Information supplied:
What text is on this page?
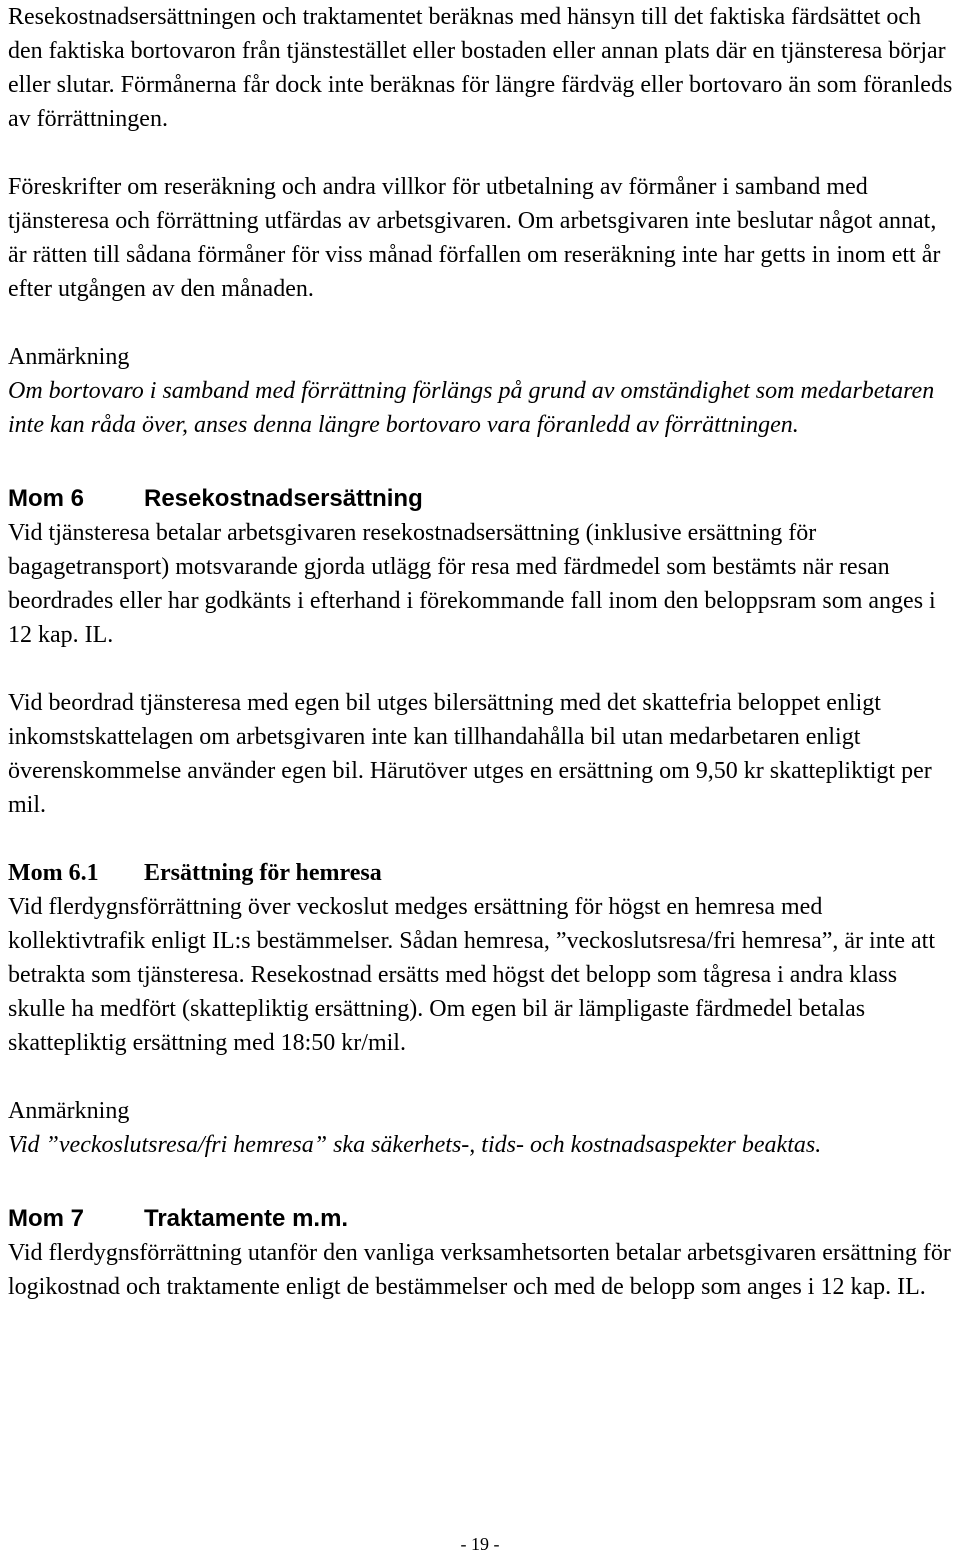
Resekostnadsersättningen och traktamentet beräknas med hänsyn till det faktiska färdsättet och den faktiska bortovaron från tjänstestället eller bostaden eller annan plats där en tjänsteresa börjar eller slutar. Förmånerna får dock inte beräknas för längre färdväg eller bortovaro än som föranleds av förrättningen.

Föreskrifter om reseräkning och andra villkor för utbetalning av förmåner i samband med tjänsteresa och förrättning utfärdas av arbetsgivaren. Om arbetsgivaren inte beslutar något annat, är rätten till sådana förmåner för viss månad förfallen om reseräkning inte har getts in inom ett år efter utgången av den månaden.

Anmärkning

Om bortovaro i samband med förrättning förlängs på grund av omständighet som medarbetaren inte kan råda över, anses denna längre bortovaro vara föranledd av förrättningen.

Mom 6	Resekostnadsersättning

Vid tjänsteresa betalar arbetsgivaren resekostnadsersättning (inklusive ersättning för bagagetransport) motsvarande gjorda utlägg för resa med färdmedel som bestämts när resan beordrades eller har godkänts i efterhand i förekommande fall inom den beloppsram som anges i 12 kap. IL.

Vid beordrad tjänsteresa med egen bil utges bilersättning med det skattefria beloppet enligt inkomstskattelagen om arbetsgivaren inte kan tillhandahålla bil utan medarbetaren enligt överenskommelse använder egen bil. Härutöver utges en ersättning om 9,50 kr skattepliktigt per mil.

Mom 6.1	Ersättning för hemresa

Vid flerdygnsförrättning över veckoslut medges ersättning för högst en hemresa med kollektivtrafik enligt IL:s bestämmelser. Sådan hemresa, ”veckoslutsresa/fri hemresa”, är inte att betrakta som tjänsteresa. Resekostnad ersätts med högst det belopp som tågresa i andra klass skulle ha medfört (skattepliktig ersättning). Om egen bil är lämpligaste färdmedel betalas skattepliktig ersättning med 18:50 kr/mil.

Anmärkning

Vid ”veckoslutsresa/fri hemresa” ska säkerhets-, tids- och kostnadsaspekter beaktas.

Mom 7	Traktamente m.m.

Vid flerdygnsförrättning utanför den vanliga verksamhetsorten betalar arbetsgivaren ersättning för logikostnad och traktamente enligt de bestämmelser och med de belopp som anges i 12 kap. IL.

- 19 -
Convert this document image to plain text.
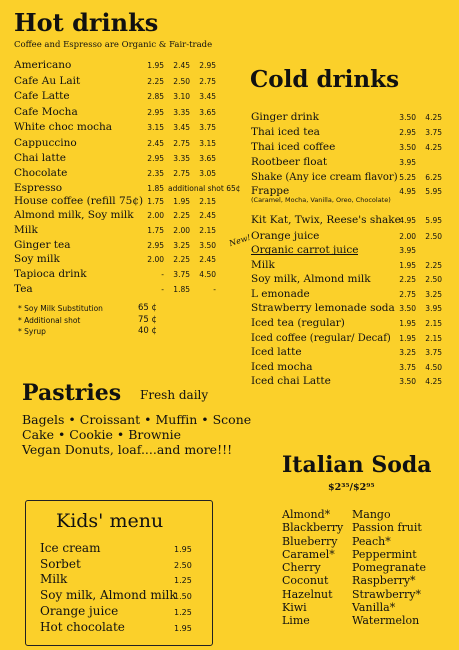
Hot drinks
Coffee and Espresso are Organic & Fair-trade
Americano	1.95	2.45	2.95
Cafe Au Lait	2.25	2.50	2.75
Cafe Latte	2.85	3.10	3.45
Cafe Mocha	2.95	3.35	3.65
White choc mocha	3.15	3.45	3.75
Cappuccino	2.45	2.75	3.15
Chai latte	2.95	3.35	3.65
Chocolate	2.35	2.75	3.05
Espresso	1.85 additional shot 65¢
House coffee (refill 75¢) 1.75	1.95	2.15
Almond milk, Soy milk	2.00	2.25	2.45
Milk	1.75	2.00	2.15
Ginger tea	2.95	3.25	3.50
Soy milk	2.00	2.25	2.45
Tapioca drink	-	3.75	4.50
Tea	-	1.85	-
* Soy Milk Substitution	65 ¢
* Additional shot	75 ¢
* Syrup	40 ¢
Cold drinks
Ginger drink	3.50	4.25
Thai iced tea	2.95	3.75
Thai iced coffee	3.50	4.25
Rootbeer float	3.95
Shake (Any ice cream flavor) 5.25	6.25
Frappe	4.95	5.95
Kit Kat, Twix, Reese's shake
4.95	5.95
Orange juice	2.00	2.50
Organic carrot juice	3.95
Milk	1.95	2.25
Soy milk, Almond milk	2.25	2.50
L emonade	2.75	3.25
Strawberry lemonade soda 3.50	3.95
Iced tea (regular)	1.95	2.15
Iced coffee (regular/ Decaf)	1.95	2.15
Iced latte	3.25	3.75
Iced mocha	3.75	4.50
Iced chai Latte	3.50	4.25
(Caramel, Mocha, Vanilla, Oreo, Chocolate)
New!
Pastries Fresh daily
Bagels • Croissant • Muffin • Scone
Cake • Cookie • Brownie
Vegan Donuts, loaf....and more!!!
Kids' menu
Ice cream	1.95
Sorbet	2.50
Milk	1.25
Soy milk, Almond milk
1.50
Orange juice	1.25
Hot chocolate	1.95
Italian Soda
$2³⁵/$2⁹⁵
Almond*
Blackberry
Blueberry
Caramel*
Cherry
Coconut
Hazelnut
Kiwi
Lime
Mango
Passion fruit
Peach*
Peppermint
Pomegranate
Raspberry*
Strawberry*
Vanilla*
Watermelon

Exercise aim:
Across the preceding material, how many lines contain the word "bortovaro"? State the number alone.

Response to the task:
2